• _Records about charts and figures_:
——————

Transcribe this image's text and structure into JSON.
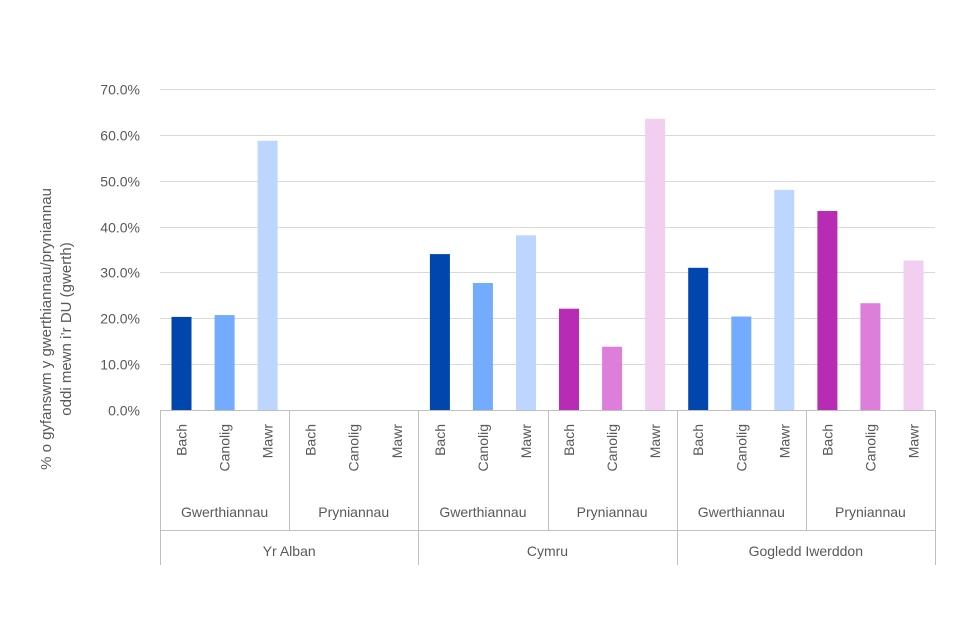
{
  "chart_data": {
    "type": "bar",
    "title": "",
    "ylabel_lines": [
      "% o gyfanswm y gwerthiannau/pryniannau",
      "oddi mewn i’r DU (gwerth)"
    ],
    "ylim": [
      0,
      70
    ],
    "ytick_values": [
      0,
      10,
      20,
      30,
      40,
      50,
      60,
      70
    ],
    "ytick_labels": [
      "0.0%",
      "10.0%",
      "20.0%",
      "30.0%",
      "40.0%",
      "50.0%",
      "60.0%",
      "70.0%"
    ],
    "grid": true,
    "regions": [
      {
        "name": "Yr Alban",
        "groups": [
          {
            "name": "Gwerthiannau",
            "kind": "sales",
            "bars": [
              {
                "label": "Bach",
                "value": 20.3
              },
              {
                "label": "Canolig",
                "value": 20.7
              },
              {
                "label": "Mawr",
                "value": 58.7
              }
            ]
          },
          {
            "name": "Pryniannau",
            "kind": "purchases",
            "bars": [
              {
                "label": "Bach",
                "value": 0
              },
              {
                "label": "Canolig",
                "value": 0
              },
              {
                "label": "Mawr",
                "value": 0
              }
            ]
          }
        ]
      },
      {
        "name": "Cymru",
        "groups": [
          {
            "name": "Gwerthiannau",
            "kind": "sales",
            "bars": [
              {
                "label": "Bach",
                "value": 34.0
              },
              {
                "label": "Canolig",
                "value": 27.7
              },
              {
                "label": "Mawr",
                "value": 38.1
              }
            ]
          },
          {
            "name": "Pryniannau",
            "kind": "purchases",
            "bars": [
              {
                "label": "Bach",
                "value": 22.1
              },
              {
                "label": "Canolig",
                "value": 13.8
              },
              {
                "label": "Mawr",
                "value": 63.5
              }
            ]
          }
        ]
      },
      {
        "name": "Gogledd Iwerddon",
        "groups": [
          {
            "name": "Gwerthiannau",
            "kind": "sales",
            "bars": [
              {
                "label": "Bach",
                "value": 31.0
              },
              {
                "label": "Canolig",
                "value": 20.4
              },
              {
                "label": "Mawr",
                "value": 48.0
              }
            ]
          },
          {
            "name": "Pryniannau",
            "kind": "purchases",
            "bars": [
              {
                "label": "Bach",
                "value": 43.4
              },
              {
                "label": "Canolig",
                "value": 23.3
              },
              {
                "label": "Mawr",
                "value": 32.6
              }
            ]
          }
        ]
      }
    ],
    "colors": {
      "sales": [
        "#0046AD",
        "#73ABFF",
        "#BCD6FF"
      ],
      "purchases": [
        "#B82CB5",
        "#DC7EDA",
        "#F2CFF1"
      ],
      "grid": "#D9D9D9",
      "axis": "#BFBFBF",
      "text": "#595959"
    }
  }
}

——————

• _Work required_: Make an exact reproduction of the listing above, without any pictures.

• _Solved problem_:
Transcribe this image's text and structure into JSON.
{
  "chart_data": {
    "type": "bar",
    "title": "",
    "ylabel_lines": [
      "% o gyfanswm y gwerthiannau/pryniannau",
      "oddi mewn i’r DU (gwerth)"
    ],
    "ylim": [
      0,
      70
    ],
    "ytick_values": [
      0,
      10,
      20,
      30,
      40,
      50,
      60,
      70
    ],
    "ytick_labels": [
      "0.0%",
      "10.0%",
      "20.0%",
      "30.0%",
      "40.0%",
      "50.0%",
      "60.0%",
      "70.0%"
    ],
    "grid": true,
    "regions": [
      {
        "name": "Yr Alban",
        "groups": [
          {
            "name": "Gwerthiannau",
            "kind": "sales",
            "bars": [
              {
                "label": "Bach",
                "value": 20.3
              },
              {
                "label": "Canolig",
                "value": 20.7
              },
              {
                "label": "Mawr",
                "value": 58.7
              }
            ]
          },
          {
            "name": "Pryniannau",
            "kind": "purchases",
            "bars": [
              {
                "label": "Bach",
                "value": 0
              },
              {
                "label": "Canolig",
                "value": 0
              },
              {
                "label": "Mawr",
                "value": 0
              }
            ]
          }
        ]
      },
      {
        "name": "Cymru",
        "groups": [
          {
            "name": "Gwerthiannau",
            "kind": "sales",
            "bars": [
              {
                "label": "Bach",
                "value": 34.0
              },
              {
                "label": "Canolig",
                "value": 27.7
              },
              {
                "label": "Mawr",
                "value": 38.1
              }
            ]
          },
          {
            "name": "Pryniannau",
            "kind": "purchases",
            "bars": [
              {
                "label": "Bach",
                "value": 22.1
              },
              {
                "label": "Canolig",
                "value": 13.8
              },
              {
                "label": "Mawr",
                "value": 63.5
              }
            ]
          }
        ]
      },
      {
        "name": "Gogledd Iwerddon",
        "groups": [
          {
            "name": "Gwerthiannau",
            "kind": "sales",
            "bars": [
              {
                "label": "Bach",
                "value": 31.0
              },
              {
                "label": "Canolig",
                "value": 20.4
              },
              {
                "label": "Mawr",
                "value": 48.0
              }
            ]
          },
          {
            "name": "Pryniannau",
            "kind": "purchases",
            "bars": [
              {
                "label": "Bach",
                "value": 43.4
              },
              {
                "label": "Canolig",
                "value": 23.3
              },
              {
                "label": "Mawr",
                "value": 32.6
              }
            ]
          }
        ]
      }
    ],
    "colors": {
      "sales": [
        "#0046AD",
        "#73ABFF",
        "#BCD6FF"
      ],
      "purchases": [
        "#B82CB5",
        "#DC7EDA",
        "#F2CFF1"
      ],
      "grid": "#D9D9D9",
      "axis": "#BFBFBF",
      "text": "#595959"
    }
  }
}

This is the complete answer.